### EXTRAIT SOURCE

Soudain, il y a quelque dix ans, les colonnes des journaux étrangers, s’emplirent du récit des prouesses d’un nouveau prestidigitateur, qui, cachant sa personnalité sous un impénétrable loup de velour noir, révolutionnait l’auditoire de tous les théâtres où il passait. II n’est secret si bien gardé qui ne se découvre, et l’on ne tarda pas à savoir que « L’homme masqué » n’était autre que M. de Gago qui, sur le tard, s’était laissé entraîner à embrasser la carrière vers laquelle le poussaient tous ses désirs, et qui, obéissant aux préjugés de son monde, se cachait sous ce pseudonyme, ou plutôt derrière l’anonymat. En une tournée triomphale il parcourut rapidement toutes les capitales du monde, laissant partout derrière lui l’impression du « Jamais vu » ! Et pourtant est-ce à dire que l’homme masqué présentait des expériences nouvelles ? certes non ! et c’est bien là ce qui le particularise. C’est en se servant de la même matière première que les autres, en la pétrissant entre ses doigts agiles jusqu’à lui faire prendre une forme nouvelle, qu’il transformait des tours anciens et leur donnait une indéniable saveur de nouveauté. On peut dire de lui que c’est un réformateur de cet art si complexe, si rempli d’artifices qu’est la prestidigitation ; et son champ d’action y est vaste, incommensurable. C’est en étudiant la genèse, la psychologie des tours, en recherchant les causes avant d’étudier l’effet, en s’appliquant aux finesses de présentation, à l’exactitude et à l’harmonie des gestes qu’il est devenu un « performer » de premier ordre. « Ce que l’on connaît bien s’énonce clairement » telle pourrait être la devise de L’homme masqué. C’est en effet grâce à une connaissance approfondie des tours qu’il présente, grâce à une sûreté merveilleuse dans l’exécution, qu’il a pu acquérir un laisser aller qui ne laisse soupçonner aucune difficulté.
Agnès Martini, dit ZIRKA, la Reine des cigarettes.
Ce travailleur a formé une élève à son école, Madame Zirka (1) à laquelle nous avons eu le plaisir de consacrer quelques lignes dans un précédent numéro lors de ses représentations au Casino de Paris. Tous ceux qui ont eu l’occasion d’applaudir au talent de l’élève pourront se rendre compte de ce que peut être le maître.
Caroly (Jean-Augustin Faugeras)
Note :
(1) Agnès Martini, qui était la femme de Gago.
Note de Didier Morax :
José Anthenor GAGO Y ZAVALA et Agnès Martini, dit ZIRKA, la Reine des cigarettes. Épouse de de Gago y Zavala, 1877 – 9 juin 1910. Ont travaillé tous les deux sur la scène du Théâtre ROBERT-HOUDIN en décembre 1905.

######
### MATÉRIEL FOURNI

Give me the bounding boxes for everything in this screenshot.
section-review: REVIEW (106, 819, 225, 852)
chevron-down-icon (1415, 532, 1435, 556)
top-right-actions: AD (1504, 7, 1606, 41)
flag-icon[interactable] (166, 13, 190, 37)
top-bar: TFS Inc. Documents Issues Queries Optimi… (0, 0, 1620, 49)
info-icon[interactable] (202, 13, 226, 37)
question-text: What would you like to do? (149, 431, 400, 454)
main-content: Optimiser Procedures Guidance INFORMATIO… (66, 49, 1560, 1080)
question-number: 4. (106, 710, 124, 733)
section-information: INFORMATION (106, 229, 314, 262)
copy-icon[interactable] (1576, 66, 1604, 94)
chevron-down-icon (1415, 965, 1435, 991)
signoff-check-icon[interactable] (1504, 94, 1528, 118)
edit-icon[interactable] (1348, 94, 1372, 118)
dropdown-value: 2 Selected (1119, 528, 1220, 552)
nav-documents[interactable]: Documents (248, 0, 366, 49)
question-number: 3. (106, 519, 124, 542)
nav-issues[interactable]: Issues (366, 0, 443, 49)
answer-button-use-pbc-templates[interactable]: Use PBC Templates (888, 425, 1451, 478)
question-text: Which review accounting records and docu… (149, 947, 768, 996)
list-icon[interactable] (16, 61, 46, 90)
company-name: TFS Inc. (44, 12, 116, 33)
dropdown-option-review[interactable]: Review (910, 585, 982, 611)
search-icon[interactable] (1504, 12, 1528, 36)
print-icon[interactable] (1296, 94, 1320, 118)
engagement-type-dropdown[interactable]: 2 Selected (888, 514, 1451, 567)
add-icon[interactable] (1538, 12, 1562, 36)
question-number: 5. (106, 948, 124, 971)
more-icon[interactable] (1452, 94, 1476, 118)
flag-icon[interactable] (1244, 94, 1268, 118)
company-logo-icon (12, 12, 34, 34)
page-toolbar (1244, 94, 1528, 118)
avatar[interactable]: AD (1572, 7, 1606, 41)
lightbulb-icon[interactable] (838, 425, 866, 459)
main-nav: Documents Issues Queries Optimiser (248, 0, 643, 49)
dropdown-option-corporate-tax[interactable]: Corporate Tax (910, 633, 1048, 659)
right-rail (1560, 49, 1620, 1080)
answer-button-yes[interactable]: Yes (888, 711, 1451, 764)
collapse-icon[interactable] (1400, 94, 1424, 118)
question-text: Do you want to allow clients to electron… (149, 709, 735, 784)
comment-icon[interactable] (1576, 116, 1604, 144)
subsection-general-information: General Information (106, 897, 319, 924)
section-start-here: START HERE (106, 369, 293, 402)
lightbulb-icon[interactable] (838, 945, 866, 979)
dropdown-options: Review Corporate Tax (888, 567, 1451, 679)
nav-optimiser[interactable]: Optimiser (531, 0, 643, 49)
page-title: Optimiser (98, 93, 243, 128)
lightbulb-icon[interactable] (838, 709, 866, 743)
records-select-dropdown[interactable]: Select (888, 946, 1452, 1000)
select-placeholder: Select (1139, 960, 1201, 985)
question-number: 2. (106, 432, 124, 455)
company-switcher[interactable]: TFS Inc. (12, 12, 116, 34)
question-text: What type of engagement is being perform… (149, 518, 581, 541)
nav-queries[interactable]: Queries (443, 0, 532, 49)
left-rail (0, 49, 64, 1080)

######

● **ÉNONCÉ A**:
Les affirmations suivantes concordent-elles avec l'extrait ? (i) L'homme masqué présentait des expériences nouvelles. (ii) L'homme masqué cachait sa personnalité sous un loup de velours noir. (iii) Gago et Zirka ont travaillé au Théâtre Robert-Houdin en décembre 1905. Répondez par oui ou non, en citant mot pour mot les termes décisifs de l'extrait.
● **ÉNONCÉ B**:
Recopiez le passage de l'extrait compris entre « Caroly (Jean-Augustin Faugeras) » et « en décembre 1905. », inclus.

● **RÉPONSE RÉDIGÉE A**:
(i) Non : « est-ce à dire que l’homme masqué présentait des expériences nouvelles ? certes non ! »
(ii) Oui : « cachant sa personnalité sous un impénétrable loup de velour noir »
(iii) Oui : « Ont travaillé tous les deux sur la scène du Théâtre ROBERT-HOUDIN en décembre 1905. »

● **RÉPONSE RÉDIGÉE B**:
Caroly (Jean-Augustin Faugeras)
Note :
(1) Agnès Martini, qui était la femme de Gago.
Note de Didier Morax :
José Anthenor GAGO Y ZAVALA et Agnès Martini, dit ZIRKA, la Reine des cigarettes. Épouse de de Gago y Zavala, 1877 – 9 juin 1910. Ont travaillé tous les deux sur la scène du Théâtre ROBERT-HOUDIN en décembre 1905.